(Records from a data source)
--- Start ---

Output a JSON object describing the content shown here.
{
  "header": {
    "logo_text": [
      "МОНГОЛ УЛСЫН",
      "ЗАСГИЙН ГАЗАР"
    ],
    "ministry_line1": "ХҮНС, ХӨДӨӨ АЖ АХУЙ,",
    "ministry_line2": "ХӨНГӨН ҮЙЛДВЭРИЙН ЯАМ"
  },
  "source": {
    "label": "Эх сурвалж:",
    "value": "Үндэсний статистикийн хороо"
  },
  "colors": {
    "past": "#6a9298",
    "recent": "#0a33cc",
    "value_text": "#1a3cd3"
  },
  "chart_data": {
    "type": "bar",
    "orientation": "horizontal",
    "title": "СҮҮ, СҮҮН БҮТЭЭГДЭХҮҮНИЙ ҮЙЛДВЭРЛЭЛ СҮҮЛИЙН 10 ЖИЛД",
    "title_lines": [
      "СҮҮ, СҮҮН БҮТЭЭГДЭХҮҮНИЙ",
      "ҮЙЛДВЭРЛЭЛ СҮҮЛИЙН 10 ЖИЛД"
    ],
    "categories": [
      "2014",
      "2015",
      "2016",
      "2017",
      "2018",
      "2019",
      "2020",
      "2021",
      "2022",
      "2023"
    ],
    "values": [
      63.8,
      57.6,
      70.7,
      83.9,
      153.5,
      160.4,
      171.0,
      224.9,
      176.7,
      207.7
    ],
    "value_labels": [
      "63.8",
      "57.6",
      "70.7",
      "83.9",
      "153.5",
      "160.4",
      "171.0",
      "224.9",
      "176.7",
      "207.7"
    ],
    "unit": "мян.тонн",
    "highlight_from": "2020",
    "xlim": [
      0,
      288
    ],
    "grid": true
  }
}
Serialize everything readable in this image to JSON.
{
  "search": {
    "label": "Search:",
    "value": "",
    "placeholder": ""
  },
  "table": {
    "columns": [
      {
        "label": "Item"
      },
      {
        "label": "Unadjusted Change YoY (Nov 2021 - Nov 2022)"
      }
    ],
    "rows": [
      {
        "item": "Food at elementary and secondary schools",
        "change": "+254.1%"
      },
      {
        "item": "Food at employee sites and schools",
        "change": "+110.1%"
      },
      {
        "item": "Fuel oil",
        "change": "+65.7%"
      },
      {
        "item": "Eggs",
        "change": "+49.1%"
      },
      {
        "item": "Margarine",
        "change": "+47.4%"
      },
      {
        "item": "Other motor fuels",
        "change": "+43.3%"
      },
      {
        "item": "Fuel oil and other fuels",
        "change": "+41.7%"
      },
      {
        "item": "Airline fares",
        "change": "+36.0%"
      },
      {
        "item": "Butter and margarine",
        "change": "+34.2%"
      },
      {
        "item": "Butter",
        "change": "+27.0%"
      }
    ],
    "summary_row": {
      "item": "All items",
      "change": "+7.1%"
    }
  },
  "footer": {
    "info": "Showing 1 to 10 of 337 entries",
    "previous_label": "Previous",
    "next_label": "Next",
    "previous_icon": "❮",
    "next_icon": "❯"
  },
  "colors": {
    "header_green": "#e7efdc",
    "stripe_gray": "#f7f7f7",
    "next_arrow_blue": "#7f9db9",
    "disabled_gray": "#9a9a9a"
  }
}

--- End ---

Repeat the records above exactly, leaving none out.

**Answer to this problem**
Output a JSON object describing the content shown here.
{
  "header": {
    "logo_text": [
      "МОНГОЛ УЛСЫН",
      "ЗАСГИЙН ГАЗАР"
    ],
    "ministry_line1": "ХҮНС, ХӨДӨӨ АЖ АХУЙ,",
    "ministry_line2": "ХӨНГӨН ҮЙЛДВЭРИЙН ЯАМ"
  },
  "source": {
    "label": "Эх сурвалж:",
    "value": "Үндэсний статистикийн хороо"
  },
  "colors": {
    "past": "#6a9298",
    "recent": "#0a33cc",
    "value_text": "#1a3cd3"
  },
  "chart_data": {
    "type": "bar",
    "orientation": "horizontal",
    "title": "СҮҮ, СҮҮН БҮТЭЭГДЭХҮҮНИЙ ҮЙЛДВЭРЛЭЛ СҮҮЛИЙН 10 ЖИЛД",
    "title_lines": [
      "СҮҮ, СҮҮН БҮТЭЭГДЭХҮҮНИЙ",
      "ҮЙЛДВЭРЛЭЛ СҮҮЛИЙН 10 ЖИЛД"
    ],
    "categories": [
      "2014",
      "2015",
      "2016",
      "2017",
      "2018",
      "2019",
      "2020",
      "2021",
      "2022",
      "2023"
    ],
    "values": [
      63.8,
      57.6,
      70.7,
      83.9,
      153.5,
      160.4,
      171.0,
      224.9,
      176.7,
      207.7
    ],
    "value_labels": [
      "63.8",
      "57.6",
      "70.7",
      "83.9",
      "153.5",
      "160.4",
      "171.0",
      "224.9",
      "176.7",
      "207.7"
    ],
    "unit": "мян.тонн",
    "highlight_from": "2020",
    "xlim": [
      0,
      288
    ],
    "grid": true
  }
}
Serialize everything readable in this image to JSON.
{
  "search": {
    "label": "Search:",
    "value": "",
    "placeholder": ""
  },
  "table": {
    "columns": [
      {
        "label": "Item"
      },
      {
        "label": "Unadjusted Change YoY (Nov 2021 - Nov 2022)"
      }
    ],
    "rows": [
      {
        "item": "Food at elementary and secondary schools",
        "change": "+254.1%"
      },
      {
        "item": "Food at employee sites and schools",
        "change": "+110.1%"
      },
      {
        "item": "Fuel oil",
        "change": "+65.7%"
      },
      {
        "item": "Eggs",
        "change": "+49.1%"
      },
      {
        "item": "Margarine",
        "change": "+47.4%"
      },
      {
        "item": "Other motor fuels",
        "change": "+43.3%"
      },
      {
        "item": "Fuel oil and other fuels",
        "change": "+41.7%"
      },
      {
        "item": "Airline fares",
        "change": "+36.0%"
      },
      {
        "item": "Butter and margarine",
        "change": "+34.2%"
      },
      {
        "item": "Butter",
        "change": "+27.0%"
      }
    ],
    "summary_row": {
      "item": "All items",
      "change": "+7.1%"
    }
  },
  "footer": {
    "info": "Showing 1 to 10 of 337 entries",
    "previous_label": "Previous",
    "next_label": "Next",
    "previous_icon": "❮",
    "next_icon": "❯"
  },
  "colors": {
    "header_green": "#e7efdc",
    "stripe_gray": "#f7f7f7",
    "next_arrow_blue": "#7f9db9",
    "disabled_gray": "#9a9a9a"
  }
}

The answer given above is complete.